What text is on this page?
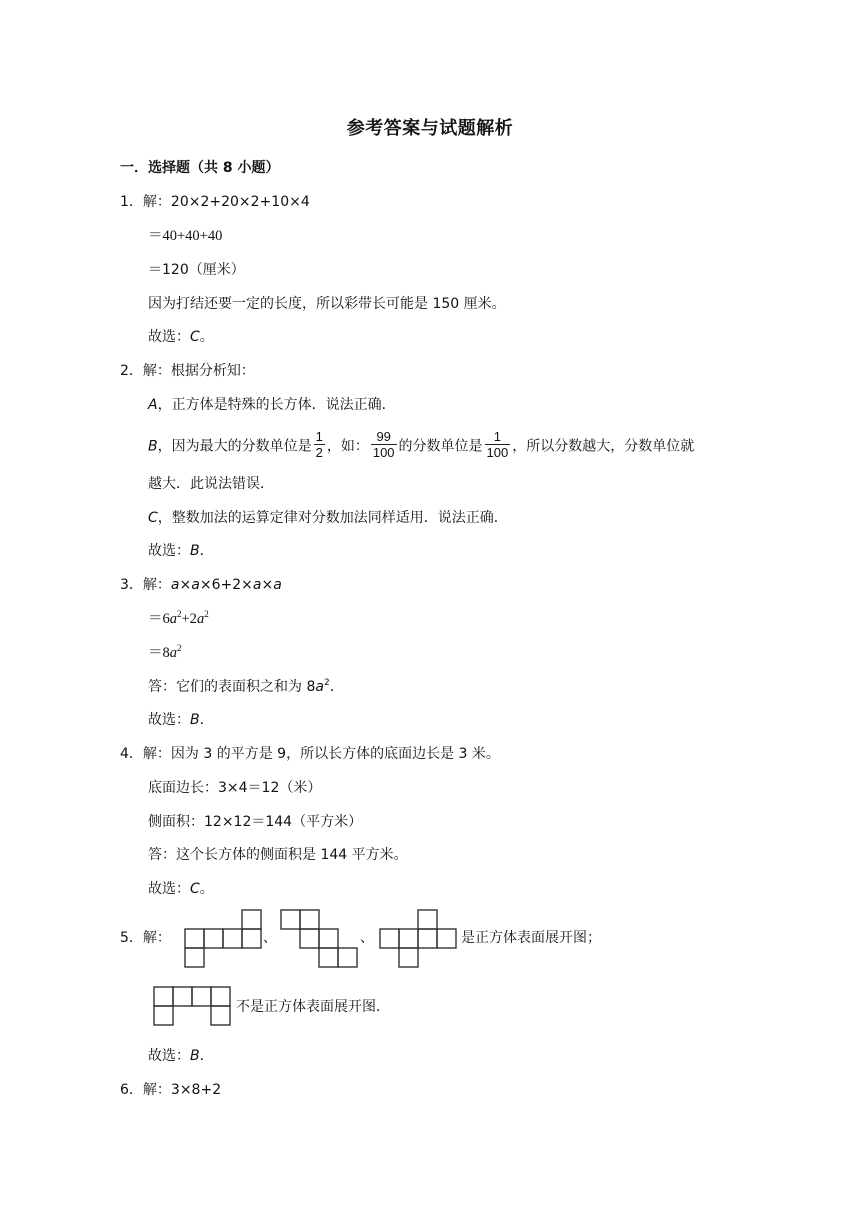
参考答案与试题解析
一．选择题（共 8 小题）
1．解：20×2+20×2+10×4
＝40+40+40
＝120（厘米）
因为打结还要一定的长度，所以彩带长可能是 150 厘米。
故选：C。
2．解：根据分析知：
A，正方体是特殊的长方体．说法正确．
B，因为最大的分数单位是 $\frac{1}{2}$ ，如： $\frac{99}{100}$ 的分数单位是 $\frac{1}{100}$ ，所以分数越大，分数单位就
越大．此说法错误．
C，整数加法的运算定律对分数加法同样适用．说法正确．
故选：B．
3．解：a×a×6+2×a×a
$=6a^2+2a^2$
$=8a^2$
答：它们的表面积之和为 $8a^2$．
故选：B．
4．解：因为 3 的平方是 9，所以长方体的底面边长是 3 米。
底面边长：3×4＝12（米）
侧面积：12×12＝144（平方米）
答：这个长方体的侧面积是 144 平方米。
故选：C。
5．解：	、	、	是正方体表面展开图；
不是正方体表面展开图．
故选：B．
6．解：3×8+2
- - - - -
**WHAT YOU SHOULD DO**
Say how many lines hold the word "说法正确", giving the number and nothing else.

**RESULT OF THE EXERCISE**
2